---------- Records provided ----------
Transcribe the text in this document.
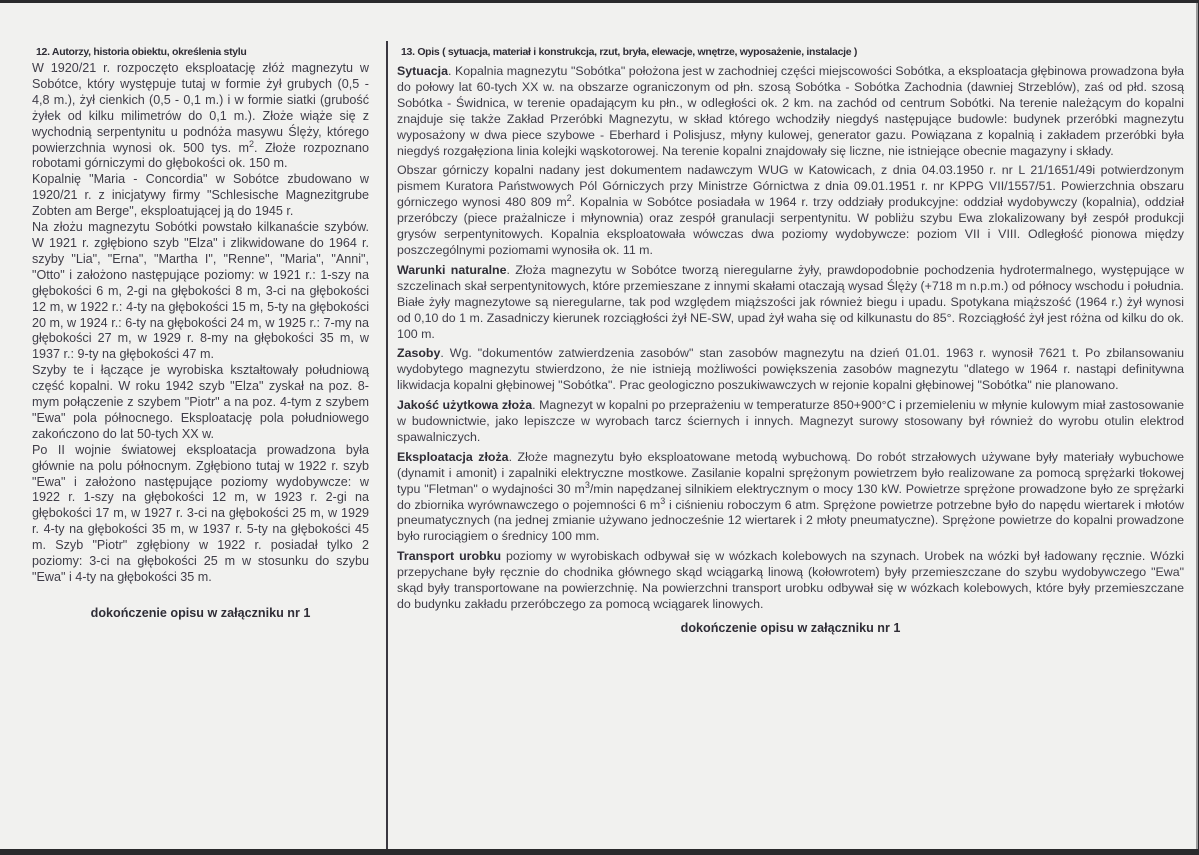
12. Autorzy, historia obiektu, określenia stylu

W 1920/21 r. rozpoczęto eksploatację złóż magnezytu w Sobótce, który występuje tutaj w formie żył grubych (0,5 - 4,8 m.), żył cienkich (0,5 - 0,1 m.) i w formie siatki (grubość żyłek od kilku milimetrów do 0,1 m.). Złoże wiąże się z wychodnią serpentynitu u podnóża masywu Ślęży, którego powierzchnia wynosi ok. 500 tys. $m^2$. Złoże rozpoznano robotami górniczymi do głębokości ok. 150 m.

Kopalnię "Maria - Concordia" w Sobótce zbudowano w 1920/21 r. z inicjatywy firmy "Schlesische Magnezitgrube Zobten am Berge", eksploatującej ją do 1945 r.

Na złożu magnezytu Sobótki powstało kilkanaście szybów. W 1921 r. zgłębiono szyb "Elza" i zlikwidowane do 1964 r. szyby "Lia", "Erna", "Martha I", "Renne", "Maria", "Anni", "Otto" i założono następujące poziomy: w 1921 r.: 1-szy na głębokości 6 m, 2-gi na głębokości 8 m, 3-ci na głębokości 12 m, w 1922 r.: 4-ty na głębokości 15 m, 5-ty na głębokości 20 m, w 1924 r.: 6-ty na głębokości 24 m, w 1925 r.: 7-my na głębokości 27 m, w 1929 r. 8-my na głębokości 35 m, w 1937 r.: 9-ty na głębokości 47 m.

Szyby te i łączące je wyrobiska kształtowały południową część kopalni. W roku 1942 szyb "Elza" zyskał na poz. 8-mym połączenie z szybem "Piotr" a na poz. 4-tym z szybem "Ewa" pola północnego. Eksploatację pola południowego zakończono do lat 50-tych XX w.

Po II wojnie światowej eksploatacja prowadzona była głównie na polu północnym. Zgłębiono tutaj w 1922 r. szyb "Ewa" i założono następujące poziomy wydobywcze: w 1922 r. 1-szy na głębokości 12 m, w 1923 r. 2-gi na głębokości 17 m, w 1927 r. 3-ci na głębokości 25 m, w 1929 r. 4-ty na głębokości 35 m, w 1937 r. 5-ty na głębokości 45 m. Szyb "Piotr" zgłębiony w 1922 r. posiadał tylko 2 poziomy: 3-ci na głębokości 25 m w stosunku do szybu "Ewa" i 4-ty na głębokości 35 m.

dokończenie opisu w załączniku nr 1
13. Opis ( sytuacja, materiał i konstrukcja, rzut, bryła, elewacje, wnętrze, wyposażenie, instalacje )

Sytuacja. Kopalnia magnezytu "Sobótka" położona jest w zachodniej części miejscowości Sobótka, a eksploatacja głębinowa prowadzona była do połowy lat 60-tych XX w. na obszarze ograniczonym od płn. szosą Sobótka - Sobótka Zachodnia (dawniej Strzeblów), zaś od płd. szosą Sobótka - Świdnica, w terenie opadającym ku płn., w odległości ok. 2 km. na zachód od centrum Sobótki. Na terenie należącym do kopalni znajduje się także Zakład Przeróbki Magnezytu, w skład którego wchodziły niegdyś następujące budowle: budynek przeróbki magnezytu wyposażony w dwa piece szybowe - Eberhard i Polisjusz, młyny kulowej, generator gazu. Powiązana z kopalnią i zakładem przeróbki była niegdyś rozgałęziona linia kolejki wąskotorowej. Na terenie kopalni znajdowały się liczne, nie istniejące obecnie magazyny i składy.

Obszar górniczy kopalni nadany jest dokumentem nadawczym WUG w Katowicach, z dnia 04.03.1950 r. nr L 21/1651/49i potwierdzonym pismem Kuratora Państwowych Pól Górniczych przy Ministrze Górnictwa z dnia 09.01.1951 r. nr KPPG VII/1557/51. Powierzchnia obszaru górniczego wynosi 480 809 $m^2$. Kopalnia w Sobótce posiadała w 1964 r. trzy oddziały produkcyjne: oddział wydobywczy (kopalnia), oddział przeróbczy (piece prażalnicze i młynownia) oraz zespół granulacji serpentynitu. W pobliżu szybu Ewa zlokalizowany był zespół produkcji grysów serpentynitowych. Kopalnia eksploatowała wówczas dwa poziomy wydobywcze: poziom VII i VIII. Odległość pionowa między poszczególnymi poziomami wynosiła ok. 11 m.

Warunki naturalne. Złoża magnezytu w Sobótce tworzą nieregularne żyły, prawdopodobnie pochodzenia hydrotermalnego, występujące w szczelinach skał serpentynitowych, które przemieszane z innymi skałami otaczają wysad Ślęży (+718 m n.p.m.) od północy wschodu i południa. Białe żyły magnezytowe są nieregularne, tak pod względem miąższości jak również biegu i upadu. Spotykana miąższość (1964 r.) żył wynosi od 0,10 do 1 m. Zasadniczy kierunek rozciągłości żył NE-SW, upad żył waha się od kilkunastu do 85°. Rozciągłość żył jest różna od kilku do ok. 100 m.

Zasoby. Wg. "dokumentów zatwierdzenia zasobów" stan zasobów magnezytu na dzień 01.01. 1963 r. wynosił 7621 t. Po zbilansowaniu wydobytego magnezytu stwierdzono, że nie istnieją możliwości powiększenia zasobów magnezytu "dlatego w 1964 r. nastąpi definitywna likwidacja kopalni głębinowej "Sobótka". Prac geologiczno poszukiwawczych w rejonie kopalni głębinowej "Sobótka" nie planowano.

Jakość użytkowa złoża. Magnezyt w kopalni po przeprażeniu w temperaturze 850+900°C i przemieleniu w młynie kulowym miał zastosowanie w budownictwie, jako lepiszcze w wyrobach tarcz ściernych i innych. Magnezyt surowy stosowany był również do wyrobu otulin elektrod spawalniczych.

Eksploatacja złoża. Złoże magnezytu było eksploatowane metodą wybuchową. Do robót strzałowych używane były materiały wybuchowe (dynamit i amonit) i zapalniki elektryczne mostkowe. Zasilanie kopalni sprężonym powietrzem było realizowane za pomocą sprężarki tłokowej typu "Fletman" o wydajności 30 $m^3/\min$ napędzanej silnikiem elektrycznym o mocy 130 kW. Powietrze sprężone prowadzone było ze sprężarki do zbiornika wyrównawczego o pojemności 6 $m^3$ i ciśnieniu roboczym 6 atm. Sprężone powietrze potrzebne było do napędu wiertarek i młotów pneumatycznych (na jednej zmianie używano jednocześnie 12 wiertarek i 2 młoty pneumatyczne). Sprężone powietrze do kopalni prowadzone było rurociągiem o średnicy 100 mm.

Transport urobku poziomy w wyrobiskach odbywał się w wózkach kolebowych na szynach. Urobek na wózki był ładowany ręcznie. Wózki przepychane były ręcznie do chodnika głównego skąd wciągarką linową (kołowrotem) były przemieszczane do szybu wydobywczego "Ewa" skąd były transportowane na powierzchnię. Na powierzchni transport urobku odbywał się w wózkach kolebowych, które były przemieszczane do budynku zakładu przeróbczego za pomocą wciągarek linowych.

dokończenie opisu w załączniku nr 1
----------
What you have to do
Leaving out the pictures, repeat the data above exactly.

Written response
Transcribe the text in this document.
12. Autorzy, historia obiektu, określenia stylu

W 1920/21 r. rozpoczęto eksploatację złóż magnezytu w Sobótce, który występuje tutaj w formie żył grubych (0,5 - 4,8 m.), żył cienkich (0,5 - 0,1 m.) i w formie siatki (grubość żyłek od kilku milimetrów do 0,1 m.). Złoże wiąże się z wychodnią serpentynitu u podnóża masywu Ślęży, którego powierzchnia wynosi ok. 500 tys. $m^2$. Złoże rozpoznano robotami górniczymi do głębokości ok. 150 m.

Kopalnię "Maria - Concordia" w Sobótce zbudowano w 1920/21 r. z inicjatywy firmy "Schlesische Magnezitgrube Zobten am Berge", eksploatującej ją do 1945 r.

Na złożu magnezytu Sobótki powstało kilkanaście szybów. W 1921 r. zgłębiono szyb "Elza" i zlikwidowane do 1964 r. szyby "Lia", "Erna", "Martha I", "Renne", "Maria", "Anni", "Otto" i założono następujące poziomy: w 1921 r.: 1-szy na głębokości 6 m, 2-gi na głębokości 8 m, 3-ci na głębokości 12 m, w 1922 r.: 4-ty na głębokości 15 m, 5-ty na głębokości 20 m, w 1924 r.: 6-ty na głębokości 24 m, w 1925 r.: 7-my na głębokości 27 m, w 1929 r. 8-my na głębokości 35 m, w 1937 r.: 9-ty na głębokości 47 m.

Szyby te i łączące je wyrobiska kształtowały południową część kopalni. W roku 1942 szyb "Elza" zyskał na poz. 8-mym połączenie z szybem "Piotr" a na poz. 4-tym z szybem "Ewa" pola północnego. Eksploatację pola południowego zakończono do lat 50-tych XX w.

Po II wojnie światowej eksploatacja prowadzona była głównie na polu północnym. Zgłębiono tutaj w 1922 r. szyb "Ewa" i założono następujące poziomy wydobywcze: w 1922 r. 1-szy na głębokości 12 m, w 1923 r. 2-gi na głębokości 17 m, w 1927 r. 3-ci na głębokości 25 m, w 1929 r. 4-ty na głębokości 35 m, w 1937 r. 5-ty na głębokości 45 m. Szyb "Piotr" zgłębiony w 1922 r. posiadał tylko 2 poziomy: 3-ci na głębokości 25 m w stosunku do szybu "Ewa" i 4-ty na głębokości 35 m.

dokończenie opisu w załączniku nr 1
13. Opis ( sytuacja, materiał i konstrukcja, rzut, bryła, elewacje, wnętrze, wyposażenie, instalacje )

Sytuacja. Kopalnia magnezytu "Sobótka" położona jest w zachodniej części miejscowości Sobótka, a eksploatacja głębinowa prowadzona była do połowy lat 60-tych XX w. na obszarze ograniczonym od płn. szosą Sobótka - Sobótka Zachodnia (dawniej Strzeblów), zaś od płd. szosą Sobótka - Świdnica, w terenie opadającym ku płn., w odległości ok. 2 km. na zachód od centrum Sobótki. Na terenie należącym do kopalni znajduje się także Zakład Przeróbki Magnezytu, w skład którego wchodziły niegdyś następujące budowle: budynek przeróbki magnezytu wyposażony w dwa piece szybowe - Eberhard i Polisjusz, młyny kulowej, generator gazu. Powiązana z kopalnią i zakładem przeróbki była niegdyś rozgałęziona linia kolejki wąskotorowej. Na terenie kopalni znajdowały się liczne, nie istniejące obecnie magazyny i składy.

Obszar górniczy kopalni nadany jest dokumentem nadawczym WUG w Katowicach, z dnia 04.03.1950 r. nr L 21/1651/49i potwierdzonym pismem Kuratora Państwowych Pól Górniczych przy Ministrze Górnictwa z dnia 09.01.1951 r. nr KPPG VII/1557/51. Powierzchnia obszaru górniczego wynosi 480 809 $m^2$. Kopalnia w Sobótce posiadała w 1964 r. trzy oddziały produkcyjne: oddział wydobywczy (kopalnia), oddział przeróbczy (piece prażalnicze i młynownia) oraz zespół granulacji serpentynitu. W pobliżu szybu Ewa zlokalizowany był zespół produkcji grysów serpentynitowych. Kopalnia eksploatowała wówczas dwa poziomy wydobywcze: poziom VII i VIII. Odległość pionowa między poszczególnymi poziomami wynosiła ok. 11 m.

Warunki naturalne. Złoża magnezytu w Sobótce tworzą nieregularne żyły, prawdopodobnie pochodzenia hydrotermalnego, występujące w szczelinach skał serpentynitowych, które przemieszane z innymi skałami otaczają wysad Ślęży (+718 m n.p.m.) od północy wschodu i południa. Białe żyły magnezytowe są nieregularne, tak pod względem miąższości jak również biegu i upadu. Spotykana miąższość (1964 r.) żył wynosi od 0,10 do 1 m. Zasadniczy kierunek rozciągłości żył NE-SW, upad żył waha się od kilkunastu do 85°. Rozciągłość żył jest różna od kilku do ok. 100 m.

Zasoby. Wg. "dokumentów zatwierdzenia zasobów" stan zasobów magnezytu na dzień 01.01. 1963 r. wynosił 7621 t. Po zbilansowaniu wydobytego magnezytu stwierdzono, że nie istnieją możliwości powiększenia zasobów magnezytu "dlatego w 1964 r. nastąpi definitywna likwidacja kopalni głębinowej "Sobótka". Prac geologiczno poszukiwawczych w rejonie kopalni głębinowej "Sobótka" nie planowano.

Jakość użytkowa złoża. Magnezyt w kopalni po przeprażeniu w temperaturze 850+900°C i przemieleniu w młynie kulowym miał zastosowanie w budownictwie, jako lepiszcze w wyrobach tarcz ściernych i innych. Magnezyt surowy stosowany był również do wyrobu otulin elektrod spawalniczych.

Eksploatacja złoża. Złoże magnezytu było eksploatowane metodą wybuchową. Do robót strzałowych używane były materiały wybuchowe (dynamit i amonit) i zapalniki elektryczne mostkowe. Zasilanie kopalni sprężonym powietrzem było realizowane za pomocą sprężarki tłokowej typu "Fletman" o wydajności 30 $m^3/\min$ napędzanej silnikiem elektrycznym o mocy 130 kW. Powietrze sprężone prowadzone było ze sprężarki do zbiornika wyrównawczego o pojemności 6 $m^3$ i ciśnieniu roboczym 6 atm. Sprężone powietrze potrzebne było do napędu wiertarek i młotów pneumatycznych (na jednej zmianie używano jednocześnie 12 wiertarek i 2 młoty pneumatyczne). Sprężone powietrze do kopalni prowadzone było rurociągiem o średnicy 100 mm.

Transport urobku poziomy w wyrobiskach odbywał się w wózkach kolebowych na szynach. Urobek na wózki był ładowany ręcznie. Wózki przepychane były ręcznie do chodnika głównego skąd wciągarką linową (kołowrotem) były przemieszczane do szybu wydobywczego "Ewa" skąd były transportowane na powierzchnię. Na powierzchni transport urobku odbywał się w wózkach kolebowych, które były przemieszczane do budynku zakładu przeróbczego za pomocą wciągarek linowych.

dokończenie opisu w załączniku nr 1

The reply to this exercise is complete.